EXTRACTED MATERIAL:
━━━━━━━━━━
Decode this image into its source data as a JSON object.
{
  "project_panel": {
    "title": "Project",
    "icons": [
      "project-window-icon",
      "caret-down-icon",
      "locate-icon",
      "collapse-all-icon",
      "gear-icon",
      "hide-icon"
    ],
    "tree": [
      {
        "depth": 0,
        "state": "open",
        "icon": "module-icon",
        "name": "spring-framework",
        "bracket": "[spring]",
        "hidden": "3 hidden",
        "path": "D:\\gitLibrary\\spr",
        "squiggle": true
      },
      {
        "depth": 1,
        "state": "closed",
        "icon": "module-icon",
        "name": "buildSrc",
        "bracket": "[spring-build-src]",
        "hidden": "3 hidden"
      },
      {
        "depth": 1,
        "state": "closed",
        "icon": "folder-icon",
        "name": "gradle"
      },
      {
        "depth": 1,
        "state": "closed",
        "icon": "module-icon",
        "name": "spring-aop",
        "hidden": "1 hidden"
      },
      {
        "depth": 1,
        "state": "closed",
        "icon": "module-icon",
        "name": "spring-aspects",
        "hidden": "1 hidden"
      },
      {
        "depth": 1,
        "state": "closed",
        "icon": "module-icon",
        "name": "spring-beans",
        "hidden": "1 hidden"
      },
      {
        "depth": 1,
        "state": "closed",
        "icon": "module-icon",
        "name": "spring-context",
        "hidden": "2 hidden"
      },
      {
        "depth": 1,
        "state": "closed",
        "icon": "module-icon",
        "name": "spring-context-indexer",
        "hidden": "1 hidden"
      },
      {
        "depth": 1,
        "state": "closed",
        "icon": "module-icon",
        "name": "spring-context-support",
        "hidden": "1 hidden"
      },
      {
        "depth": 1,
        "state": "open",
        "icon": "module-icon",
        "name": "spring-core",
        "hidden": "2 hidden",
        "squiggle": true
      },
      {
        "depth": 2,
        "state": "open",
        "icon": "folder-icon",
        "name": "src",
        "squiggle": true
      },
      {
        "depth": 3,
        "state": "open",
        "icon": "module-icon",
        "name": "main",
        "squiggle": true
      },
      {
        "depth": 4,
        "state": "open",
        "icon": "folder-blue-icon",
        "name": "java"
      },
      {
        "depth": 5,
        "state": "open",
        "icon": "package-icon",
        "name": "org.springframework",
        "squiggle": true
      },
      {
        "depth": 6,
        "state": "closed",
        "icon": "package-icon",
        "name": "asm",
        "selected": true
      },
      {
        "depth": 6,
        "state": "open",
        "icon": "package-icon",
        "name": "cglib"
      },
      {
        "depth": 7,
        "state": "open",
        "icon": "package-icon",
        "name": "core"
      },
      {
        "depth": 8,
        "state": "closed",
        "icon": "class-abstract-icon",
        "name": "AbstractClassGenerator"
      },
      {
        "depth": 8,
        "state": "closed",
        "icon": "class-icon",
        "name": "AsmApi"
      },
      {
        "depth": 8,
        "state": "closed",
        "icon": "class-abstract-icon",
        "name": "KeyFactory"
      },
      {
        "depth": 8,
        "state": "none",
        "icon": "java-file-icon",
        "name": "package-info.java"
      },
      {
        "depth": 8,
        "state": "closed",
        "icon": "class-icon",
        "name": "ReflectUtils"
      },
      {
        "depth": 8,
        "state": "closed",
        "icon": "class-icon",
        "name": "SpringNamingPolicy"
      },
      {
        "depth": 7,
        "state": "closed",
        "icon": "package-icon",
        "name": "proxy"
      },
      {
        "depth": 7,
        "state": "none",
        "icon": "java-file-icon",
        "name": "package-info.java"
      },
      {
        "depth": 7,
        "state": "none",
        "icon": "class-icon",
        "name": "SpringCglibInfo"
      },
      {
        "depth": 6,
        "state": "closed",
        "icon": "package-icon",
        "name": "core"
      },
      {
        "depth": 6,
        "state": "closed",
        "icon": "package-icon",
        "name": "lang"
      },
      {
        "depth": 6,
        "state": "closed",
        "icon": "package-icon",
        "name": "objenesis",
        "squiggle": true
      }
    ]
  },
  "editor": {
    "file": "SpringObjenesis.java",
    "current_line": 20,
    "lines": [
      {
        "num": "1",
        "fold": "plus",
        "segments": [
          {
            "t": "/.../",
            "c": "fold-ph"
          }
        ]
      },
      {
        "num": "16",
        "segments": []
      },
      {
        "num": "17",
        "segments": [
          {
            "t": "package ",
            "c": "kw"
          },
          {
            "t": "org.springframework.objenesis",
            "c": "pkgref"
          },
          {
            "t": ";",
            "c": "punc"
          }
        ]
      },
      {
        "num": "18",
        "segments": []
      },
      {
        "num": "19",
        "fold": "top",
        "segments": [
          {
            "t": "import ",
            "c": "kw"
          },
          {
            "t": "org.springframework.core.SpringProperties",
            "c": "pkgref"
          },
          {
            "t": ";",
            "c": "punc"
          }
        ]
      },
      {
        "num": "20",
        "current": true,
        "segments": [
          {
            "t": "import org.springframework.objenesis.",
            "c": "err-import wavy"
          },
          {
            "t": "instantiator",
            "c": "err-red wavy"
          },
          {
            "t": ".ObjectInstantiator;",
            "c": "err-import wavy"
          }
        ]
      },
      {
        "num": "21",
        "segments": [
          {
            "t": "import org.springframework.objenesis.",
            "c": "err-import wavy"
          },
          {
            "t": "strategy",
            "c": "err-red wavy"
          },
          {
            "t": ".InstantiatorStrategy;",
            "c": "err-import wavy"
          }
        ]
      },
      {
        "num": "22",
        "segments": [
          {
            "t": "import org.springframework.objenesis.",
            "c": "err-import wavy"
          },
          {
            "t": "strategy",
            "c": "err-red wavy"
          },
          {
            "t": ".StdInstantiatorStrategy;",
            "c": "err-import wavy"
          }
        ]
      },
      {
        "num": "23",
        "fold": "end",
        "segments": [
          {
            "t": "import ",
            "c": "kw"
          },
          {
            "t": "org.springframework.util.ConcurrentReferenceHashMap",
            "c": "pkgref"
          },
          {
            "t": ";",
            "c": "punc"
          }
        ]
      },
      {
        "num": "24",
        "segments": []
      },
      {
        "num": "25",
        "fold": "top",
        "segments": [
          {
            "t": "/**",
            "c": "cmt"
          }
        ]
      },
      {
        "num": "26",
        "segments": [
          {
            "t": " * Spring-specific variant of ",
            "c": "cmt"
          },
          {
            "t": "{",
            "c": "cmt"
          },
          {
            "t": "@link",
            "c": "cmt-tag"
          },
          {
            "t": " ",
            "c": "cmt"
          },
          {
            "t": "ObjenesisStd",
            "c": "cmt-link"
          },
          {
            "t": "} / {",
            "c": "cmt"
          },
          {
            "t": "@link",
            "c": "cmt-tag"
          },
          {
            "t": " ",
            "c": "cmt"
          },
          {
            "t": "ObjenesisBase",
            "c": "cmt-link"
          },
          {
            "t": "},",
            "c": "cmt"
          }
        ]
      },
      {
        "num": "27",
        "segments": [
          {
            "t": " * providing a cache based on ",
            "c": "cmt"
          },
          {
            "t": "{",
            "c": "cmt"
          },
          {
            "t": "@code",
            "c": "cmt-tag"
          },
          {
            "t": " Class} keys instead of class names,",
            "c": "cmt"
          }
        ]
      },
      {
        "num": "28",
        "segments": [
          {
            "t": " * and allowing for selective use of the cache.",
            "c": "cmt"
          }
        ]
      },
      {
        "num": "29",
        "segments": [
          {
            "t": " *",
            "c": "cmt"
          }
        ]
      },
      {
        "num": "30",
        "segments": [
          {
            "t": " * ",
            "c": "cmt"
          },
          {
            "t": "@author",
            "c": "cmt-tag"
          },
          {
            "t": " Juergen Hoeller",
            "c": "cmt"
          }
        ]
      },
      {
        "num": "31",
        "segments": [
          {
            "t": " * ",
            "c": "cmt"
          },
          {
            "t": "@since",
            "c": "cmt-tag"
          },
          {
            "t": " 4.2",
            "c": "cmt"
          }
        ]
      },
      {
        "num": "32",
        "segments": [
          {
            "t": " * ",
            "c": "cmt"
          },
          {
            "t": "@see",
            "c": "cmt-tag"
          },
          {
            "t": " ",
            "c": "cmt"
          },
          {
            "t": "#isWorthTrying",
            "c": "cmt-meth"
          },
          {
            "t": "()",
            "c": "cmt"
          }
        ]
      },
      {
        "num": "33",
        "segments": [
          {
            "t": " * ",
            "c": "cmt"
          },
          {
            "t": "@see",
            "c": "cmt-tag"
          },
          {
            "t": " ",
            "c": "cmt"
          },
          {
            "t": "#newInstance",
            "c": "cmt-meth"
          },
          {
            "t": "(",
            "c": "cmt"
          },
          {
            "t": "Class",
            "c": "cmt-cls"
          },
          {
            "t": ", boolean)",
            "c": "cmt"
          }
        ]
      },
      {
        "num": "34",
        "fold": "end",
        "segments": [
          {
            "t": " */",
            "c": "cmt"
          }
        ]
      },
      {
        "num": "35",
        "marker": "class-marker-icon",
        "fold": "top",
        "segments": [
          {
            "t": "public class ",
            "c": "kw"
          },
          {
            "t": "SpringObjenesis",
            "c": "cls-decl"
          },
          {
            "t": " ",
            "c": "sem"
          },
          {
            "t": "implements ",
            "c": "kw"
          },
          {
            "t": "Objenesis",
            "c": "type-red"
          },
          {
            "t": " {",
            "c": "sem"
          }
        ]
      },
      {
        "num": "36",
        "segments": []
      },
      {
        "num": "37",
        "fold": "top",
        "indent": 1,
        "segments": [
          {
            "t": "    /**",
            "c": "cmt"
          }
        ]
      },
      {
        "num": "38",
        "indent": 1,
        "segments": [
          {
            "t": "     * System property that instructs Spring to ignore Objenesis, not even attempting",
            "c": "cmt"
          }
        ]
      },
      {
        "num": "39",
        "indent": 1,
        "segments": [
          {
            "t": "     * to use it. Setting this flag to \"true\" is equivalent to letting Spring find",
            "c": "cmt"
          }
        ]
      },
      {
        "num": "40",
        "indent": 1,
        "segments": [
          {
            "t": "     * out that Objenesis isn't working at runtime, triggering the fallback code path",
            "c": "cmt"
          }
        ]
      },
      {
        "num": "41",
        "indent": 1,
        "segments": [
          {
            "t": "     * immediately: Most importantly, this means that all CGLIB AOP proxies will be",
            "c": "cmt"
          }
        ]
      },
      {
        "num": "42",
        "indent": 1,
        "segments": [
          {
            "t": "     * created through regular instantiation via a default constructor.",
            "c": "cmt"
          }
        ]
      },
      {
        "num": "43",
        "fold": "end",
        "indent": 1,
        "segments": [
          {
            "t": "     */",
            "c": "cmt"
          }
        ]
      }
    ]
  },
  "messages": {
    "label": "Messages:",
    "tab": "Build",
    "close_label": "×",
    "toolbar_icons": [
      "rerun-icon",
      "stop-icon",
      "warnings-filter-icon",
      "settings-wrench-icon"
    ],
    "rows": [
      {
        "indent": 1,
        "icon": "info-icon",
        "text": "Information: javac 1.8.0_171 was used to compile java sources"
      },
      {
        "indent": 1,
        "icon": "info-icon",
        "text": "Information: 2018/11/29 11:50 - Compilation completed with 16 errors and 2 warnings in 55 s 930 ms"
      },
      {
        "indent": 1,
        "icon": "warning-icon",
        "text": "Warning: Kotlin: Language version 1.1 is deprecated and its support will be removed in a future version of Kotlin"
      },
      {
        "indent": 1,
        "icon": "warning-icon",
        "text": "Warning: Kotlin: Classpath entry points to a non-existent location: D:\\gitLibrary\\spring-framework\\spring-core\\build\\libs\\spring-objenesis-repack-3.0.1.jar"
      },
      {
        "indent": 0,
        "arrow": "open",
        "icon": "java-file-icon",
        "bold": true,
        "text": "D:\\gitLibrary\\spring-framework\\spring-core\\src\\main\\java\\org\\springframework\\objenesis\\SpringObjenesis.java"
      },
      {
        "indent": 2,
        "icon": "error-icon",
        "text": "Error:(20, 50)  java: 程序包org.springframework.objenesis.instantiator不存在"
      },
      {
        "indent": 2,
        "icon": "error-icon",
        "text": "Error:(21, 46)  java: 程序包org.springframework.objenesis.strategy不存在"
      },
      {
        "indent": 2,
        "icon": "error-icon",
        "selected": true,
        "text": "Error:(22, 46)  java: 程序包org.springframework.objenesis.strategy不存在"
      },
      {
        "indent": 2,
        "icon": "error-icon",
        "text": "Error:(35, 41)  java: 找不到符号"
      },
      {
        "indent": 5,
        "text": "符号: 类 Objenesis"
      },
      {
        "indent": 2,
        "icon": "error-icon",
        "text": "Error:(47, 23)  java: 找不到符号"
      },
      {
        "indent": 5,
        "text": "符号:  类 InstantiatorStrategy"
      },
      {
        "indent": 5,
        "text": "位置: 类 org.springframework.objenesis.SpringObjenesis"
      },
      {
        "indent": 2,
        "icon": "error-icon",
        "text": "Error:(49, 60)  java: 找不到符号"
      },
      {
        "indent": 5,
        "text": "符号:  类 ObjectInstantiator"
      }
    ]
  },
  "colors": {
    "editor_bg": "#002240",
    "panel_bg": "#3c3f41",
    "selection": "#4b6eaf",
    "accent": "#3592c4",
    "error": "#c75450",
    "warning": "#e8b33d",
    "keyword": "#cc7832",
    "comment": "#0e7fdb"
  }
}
━━━━━━━━━━
TASK OBJECTIVE:
Pick out the lines containing the string "will" and show them.

REPLY TO THE TASK:
            "t": "     * immediately: Most importantly, this means that all CGLIB AOP proxies will be",
        "text": "Warning: Kotlin: Language version 1.1 is deprecated and its support will be removed in a future version of Kotlin"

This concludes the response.